● Source text:

+ + + +

Case study: The CHRN

The CHRN was created in 2008 to increase people’s engagement with homelessness research across Canada. In order to improve the impact of homelessness research on policy and practice, the CHRN seeks to foster relationships between people who produce and use research. The CHRN consists of a national advisory body (including ad hoc committees), an executive committee, working groups, CHRN members, affiliated researchers, and a small staff. The activities of the Network have been largely funded by a Social Sciences and Humanities Research Council (SSHRC) Knowledge Cluster grant.

Findings: How networking enables knowledge exchange

In this section, we explore how networking contributes to knowledge exchange between members. Our data indicate that networks are sustained by trusting and reciprocal relationships between individual network members and the institutions they represent.

Networking and other interactive knowledge exchange processes (e.g., research to action collaborations) represent a conceptual and practical evolution from traditional “producer push” and “user pull” theories of research use. For example, while much information technology (or IT) for knowledge mobilization serves to disseminate content, it offers few mechanisms for capturing and distributing people’s tacit knowledge. Networking and collaboration, on the other hand, offer opportunities for informal knowledge exchange, in which many types of knowledge can be shared. Nutley, Walter, and Davies (2007) suggest that knowledge mobilization and knowledge exchange are inherently social processes that centralize learning as a key outcome. Knowledge mobilization is not simply the outcome of a linear research dissemination model; it is an ongoing relational process that “happens, you know, in the corners when the people are at the CHRN meetings” (Derek, institutional leader, national social service organization). Knowledge exchange occurs as people have a chance to interact with and learn from one another across social contexts.

Because they afford opportunities for people to interact, networking, collaboration, and partnership are integral to cross-disciplinary, inter-professional, and inter-institutional planning and knowledge exchange. Gaetz, director of the CHRN, described the focus on networking at the CHRN like this:

There are different kinds of knowledge that are important, and coupled with that there are different resources and levers that people can use to contribute [to making change] … if you have somebody in government, they understand policy making, and because they are in government, they make things happen that you cannot [make happen] as a researcher. To work in an interdisciplinary way, you can blend those skills and knowledge, and then you learn.

As Gaetz suggests above, learning from the diverse perspectives, experiences, and skills of others is a key outcome of the CHRN’s knowledge exchange activities. Networking diversifies the resources and mechanisms of action available to any social change initiative – in this case, a collaborative effort to end homelessness in Canada.

+ + + +

● Dataset records:
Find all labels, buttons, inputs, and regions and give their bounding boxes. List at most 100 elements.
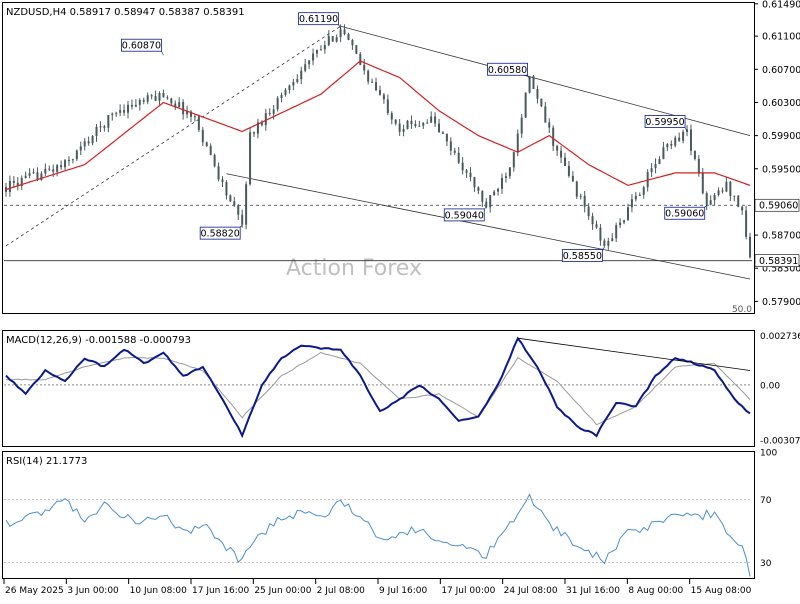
candle-body (327, 36, 330, 46)
annotation-label: 0.59060 (665, 209, 704, 220)
candle-body (272, 109, 275, 114)
candle-body (552, 127, 555, 146)
candle-body (587, 206, 590, 217)
candle-body (532, 76, 535, 90)
candle-body (225, 182, 228, 196)
candle-body (170, 98, 173, 104)
candle-body (564, 157, 566, 166)
ema-line (5, 60, 751, 191)
annotation-leader (602, 247, 605, 250)
candle-body (12, 180, 15, 183)
candle-body (497, 188, 500, 192)
candle-body (579, 195, 582, 197)
candle-body (221, 179, 224, 183)
candle-body (186, 111, 189, 115)
candle-body (654, 164, 657, 169)
price-tick-label: 0.61490 (762, 0, 800, 10)
candle-body (438, 123, 441, 133)
candle-body (178, 102, 181, 108)
candle-body (32, 172, 35, 174)
candle-body (103, 126, 106, 128)
x-tick-label: 25 Jun 00:00 (254, 586, 311, 596)
candle-body (64, 160, 67, 168)
candle-body (481, 190, 484, 202)
candle-body (284, 89, 287, 95)
candle-body (619, 222, 622, 226)
candle-body (560, 150, 563, 158)
price-annotation: 0.60870 (121, 38, 164, 56)
candle-body (575, 181, 578, 197)
candle-body (717, 190, 720, 195)
candle-body (276, 98, 279, 110)
candle-body (158, 92, 161, 101)
candle-body (414, 123, 417, 127)
x-tick-label: 31 Jul 16:00 (566, 586, 620, 596)
candle-body (607, 241, 610, 246)
price-annotation: 0.59950 (644, 115, 688, 132)
x-tick-label: 8 Aug 00:00 (628, 586, 683, 596)
candle-body (83, 141, 86, 147)
price-annotation: 0.59040 (443, 206, 487, 222)
candle-body (260, 122, 263, 126)
candle-body (713, 194, 716, 201)
candle-body (213, 154, 216, 167)
rsi-tick-label: 70 (760, 496, 772, 506)
candle-body (300, 70, 303, 80)
price-annotation: 0.59060 (664, 205, 707, 220)
candle-body (398, 123, 401, 132)
candle-body (741, 206, 744, 211)
candle-body (524, 92, 527, 118)
candle-body (56, 165, 59, 172)
candle-body (469, 172, 472, 178)
annotation-box (443, 208, 485, 222)
price-tick-label: 0.58700 (762, 231, 800, 242)
macd-panel-frame (2, 330, 755, 447)
candle-body (729, 181, 732, 196)
candle-body (721, 190, 724, 192)
x-tick-label: 17 Jun 16:00 (192, 586, 249, 596)
annotation-leader (338, 24, 341, 29)
candle-body (528, 76, 531, 93)
candle-body (445, 133, 448, 142)
candle-body (406, 120, 409, 129)
price-tick-label: 0.57900 (762, 297, 800, 308)
candle-body (674, 137, 677, 146)
annotation-label: 0.60580 (488, 65, 527, 76)
price-tick-label: 0.60300 (762, 98, 800, 109)
candle-body (351, 39, 354, 46)
candle-body (130, 104, 133, 107)
candle-body (638, 194, 641, 196)
price-annotation: 0.58820 (199, 224, 243, 240)
candle-body (315, 50, 318, 54)
candle-body (138, 100, 141, 105)
rsi-panel-frame (2, 451, 755, 579)
price-annotation: 0.61190 (298, 12, 341, 29)
rsi-panel-title: RSI(14) 21.1773 (6, 456, 87, 467)
macd-tick-label: 0.00 (760, 381, 780, 391)
candle-body (233, 201, 236, 206)
candle-body (75, 150, 78, 160)
candle-body (201, 129, 204, 143)
candle-body (256, 122, 259, 134)
candle-body (453, 150, 456, 153)
candle-body (697, 158, 700, 173)
candle-body (382, 94, 385, 100)
candle-body (536, 89, 539, 99)
macd-signal-line (5, 351, 751, 426)
annotation-box (487, 62, 528, 76)
x-tick-label: 17 Jul 00:00 (441, 586, 495, 596)
candle-body (630, 199, 633, 208)
price-annotation: 0.58550 (561, 247, 605, 262)
annotation-label: 0.61190 (299, 14, 338, 25)
candle-body (441, 132, 444, 134)
candle-body (347, 34, 350, 40)
candle-body (367, 70, 370, 82)
candle-body (166, 97, 169, 99)
candle-body (280, 94, 283, 99)
price-tick-label: 0.60700 (762, 65, 800, 76)
candle-body (319, 49, 322, 51)
candle-body (430, 116, 433, 123)
candle-body (599, 227, 602, 241)
candle-body (689, 129, 692, 151)
candle-body (288, 85, 291, 90)
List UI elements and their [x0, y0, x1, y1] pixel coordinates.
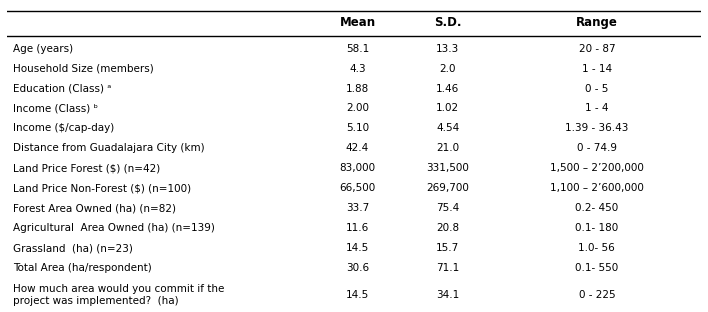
- Text: S.D.: S.D.: [434, 16, 462, 29]
- Text: 14.5: 14.5: [346, 243, 369, 253]
- Text: 1,100 – 2’600,000: 1,100 – 2’600,000: [550, 183, 644, 193]
- Text: Agricultural  Area Owned (ha) (n=139): Agricultural Area Owned (ha) (n=139): [13, 223, 215, 233]
- Text: 71.1: 71.1: [436, 263, 459, 273]
- Text: 15.7: 15.7: [436, 243, 459, 253]
- Text: 1.88: 1.88: [346, 84, 369, 94]
- Text: 83,000: 83,000: [339, 163, 375, 173]
- Text: 0.1- 550: 0.1- 550: [575, 263, 619, 273]
- Text: 2.00: 2.00: [346, 104, 369, 114]
- Text: 42.4: 42.4: [346, 144, 369, 154]
- Text: 0 - 225: 0 - 225: [578, 290, 615, 300]
- Text: 1.0- 56: 1.0- 56: [578, 243, 615, 253]
- Text: 21.0: 21.0: [436, 144, 459, 154]
- Text: Forest Area Owned (ha) (n=82): Forest Area Owned (ha) (n=82): [13, 203, 176, 213]
- Text: 4.3: 4.3: [349, 64, 366, 74]
- Text: 1.02: 1.02: [436, 104, 459, 114]
- Text: Range: Range: [576, 16, 618, 29]
- Text: Mean: Mean: [339, 16, 375, 29]
- Text: 20 - 87: 20 - 87: [578, 44, 615, 54]
- Text: 75.4: 75.4: [436, 203, 459, 213]
- Text: 4.54: 4.54: [436, 124, 459, 134]
- Text: Income (Class) ᵇ: Income (Class) ᵇ: [13, 104, 98, 114]
- Text: 58.1: 58.1: [346, 44, 369, 54]
- Text: 2.0: 2.0: [440, 64, 456, 74]
- Text: 33.7: 33.7: [346, 203, 369, 213]
- Text: Education (Class) ᵃ: Education (Class) ᵃ: [13, 84, 111, 94]
- Text: 1 - 14: 1 - 14: [582, 64, 612, 74]
- Text: 5.10: 5.10: [346, 124, 369, 134]
- Text: 269,700: 269,700: [426, 183, 469, 193]
- Text: 30.6: 30.6: [346, 263, 369, 273]
- Text: How much area would you commit if the
project was implemented?  (ha): How much area would you commit if the pr…: [13, 284, 224, 306]
- Text: 13.3: 13.3: [436, 44, 459, 54]
- Text: 34.1: 34.1: [436, 290, 459, 300]
- Text: Income ($/cap-day): Income ($/cap-day): [13, 124, 114, 134]
- Text: 0.1- 180: 0.1- 180: [575, 223, 619, 233]
- Text: 1 - 4: 1 - 4: [585, 104, 609, 114]
- Text: 14.5: 14.5: [346, 290, 369, 300]
- Text: 1,500 – 2’200,000: 1,500 – 2’200,000: [550, 163, 644, 173]
- Text: 1.46: 1.46: [436, 84, 459, 94]
- Text: Age (years): Age (years): [13, 44, 73, 54]
- Text: Land Price Forest ($) (n=42): Land Price Forest ($) (n=42): [13, 163, 160, 173]
- Text: Household Size (members): Household Size (members): [13, 64, 154, 74]
- Text: 66,500: 66,500: [339, 183, 376, 193]
- Text: Distance from Guadalajara City (km): Distance from Guadalajara City (km): [13, 144, 204, 154]
- Text: 11.6: 11.6: [346, 223, 369, 233]
- Text: 0.2- 450: 0.2- 450: [575, 203, 619, 213]
- Text: Total Area (ha/respondent): Total Area (ha/respondent): [13, 263, 152, 273]
- Text: 1.39 - 36.43: 1.39 - 36.43: [565, 124, 629, 134]
- Text: 20.8: 20.8: [436, 223, 459, 233]
- Text: 331,500: 331,500: [426, 163, 469, 173]
- Text: 0 - 5: 0 - 5: [585, 84, 609, 94]
- Text: Land Price Non-Forest ($) (n=100): Land Price Non-Forest ($) (n=100): [13, 183, 190, 193]
- Text: 0 - 74.9: 0 - 74.9: [577, 144, 617, 154]
- Text: Grassland  (ha) (n=23): Grassland (ha) (n=23): [13, 243, 132, 253]
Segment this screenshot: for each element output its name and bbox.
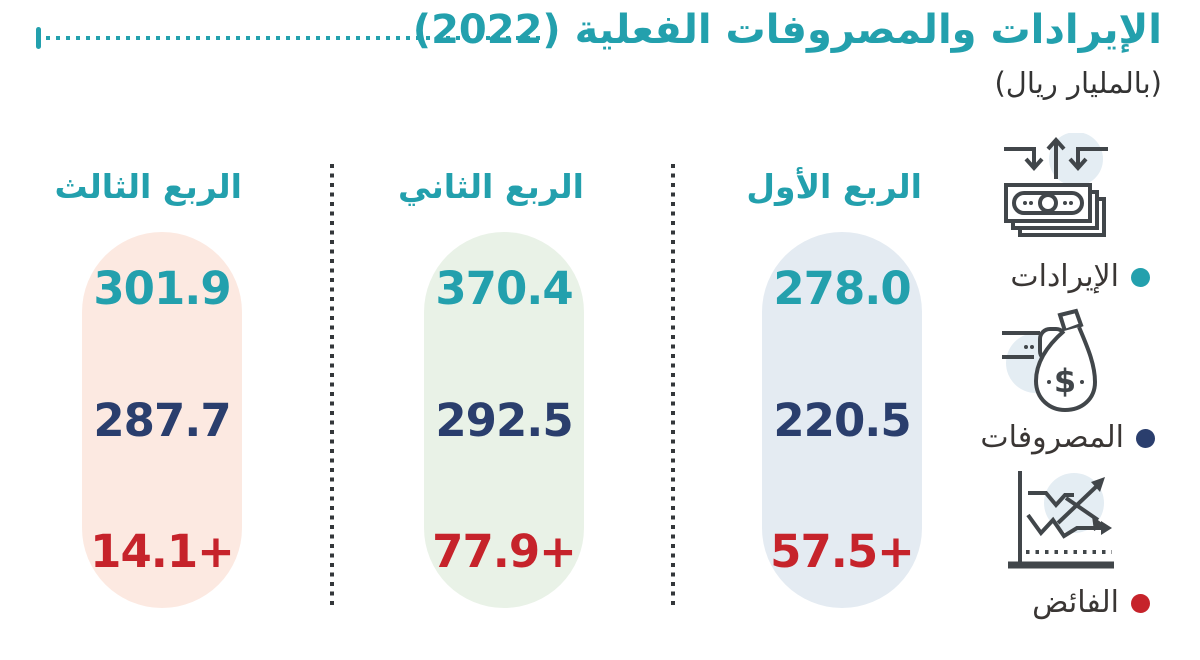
svg-text:$: $: [1054, 362, 1076, 400]
money-incoming-icon: [1000, 132, 1112, 245]
legend-item-surplus: الفائض: [1032, 585, 1150, 621]
q2-surplus-value: 77.9+: [432, 525, 577, 578]
quarter-title-q2: الربع الثاني: [398, 167, 584, 206]
quarter-title-q1: الربع الأول: [746, 167, 922, 206]
quarter-pill-q1: 278.0 220.5 57.5+: [762, 232, 922, 608]
quarter-column-q3: الربع الثالث 301.9 287.7 14.1+: [54, 160, 242, 608]
legend-label-expenditures: المصروفات: [980, 420, 1124, 455]
q1-expenditures-value: 220.5: [773, 393, 911, 447]
q1-revenues-value: 278.0: [773, 262, 911, 315]
quarter-column-q2: الربع الثاني 370.4 292.5 77.9+: [398, 160, 584, 608]
column-separator: [671, 164, 675, 610]
page-title: الإيرادات والمصروفات الفعلية (2022): [412, 7, 1162, 53]
leader-tick: [36, 27, 41, 49]
unit-subtitle: (بالمليار ريال): [994, 66, 1162, 100]
q1-surplus-value: 57.5+: [770, 525, 915, 578]
quarter-pill-q2: 370.4 292.5 77.9+: [424, 232, 584, 608]
legend-item-expenditures: المصروفات: [980, 420, 1155, 456]
legend-dot-revenues: [1131, 267, 1150, 287]
legend-dot-surplus: [1131, 593, 1150, 613]
quarter-title-q3: الربع الثالث: [54, 167, 242, 206]
q3-expenditures-value: 287.7: [93, 393, 231, 447]
quarter-pill-q3: 301.9 287.7 14.1+: [82, 232, 242, 608]
dotted-leader-line: [46, 36, 542, 40]
money-bag-icon: $: [1002, 303, 1114, 415]
legend-item-revenues: الإيرادات: [1010, 259, 1150, 295]
legend-label-revenues: الإيرادات: [1010, 259, 1119, 294]
q3-surplus-value: 14.1+: [90, 525, 235, 578]
column-separator: [330, 164, 334, 610]
legend-dot-expenditures: [1136, 428, 1155, 448]
q3-revenues-value: 301.9: [93, 262, 231, 315]
trend-chart-icon: [1004, 465, 1116, 577]
q2-revenues-value: 370.4: [435, 262, 573, 315]
legend-label-surplus: الفائض: [1032, 585, 1119, 620]
quarter-column-q1: الربع الأول 278.0 220.5 57.5+: [746, 160, 922, 608]
q2-expenditures-value: 292.5: [435, 393, 573, 447]
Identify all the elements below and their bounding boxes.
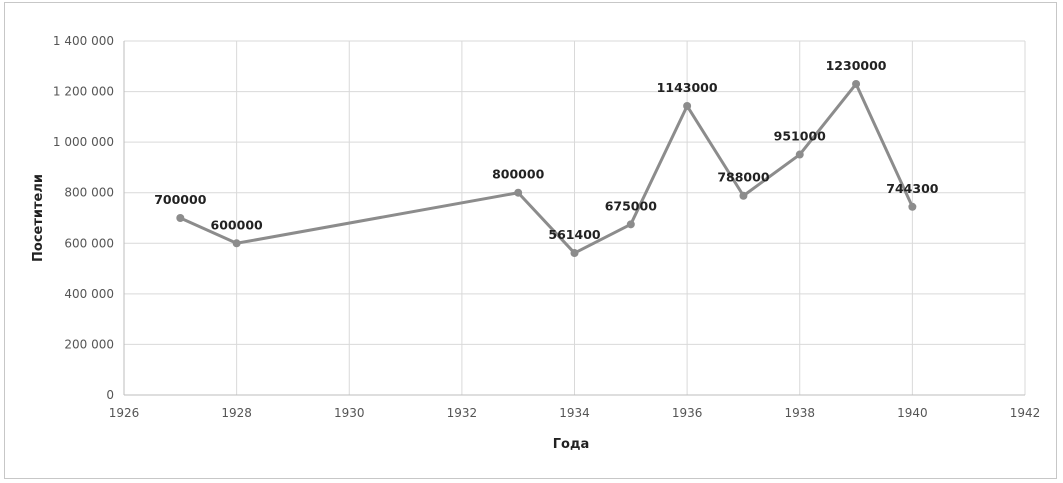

+ + + +

● Complete the following:
**a.** According to the case study on the CHRN, what parts make up the CHRN? List them all.
**b.** Retype the lines of the listing starting with the line that contains "svg-text:$: $: [1054, 362, 1076, 400]" and going on through the line that contains "quarter-title-q2: الربع الثاني: [398, 167, 584, 206]".

● Solutions:
**a.**
- A national advisory body (including ad hoc committees)
- An executive committee
- Working groups
- CHRN members
- Affiliated researchers
- A small staff

**b.**
svg-text:$: $: [1054, 362, 1076, 400]
money-incoming-icon: [1000, 132, 1112, 245]
legend-item-surplus: الفائض: [1032, 585, 1150, 621]
q2-surplus-value: 77.9+: [432, 525, 577, 578]
quarter-title-q2: الربع الثاني: [398, 167, 584, 206]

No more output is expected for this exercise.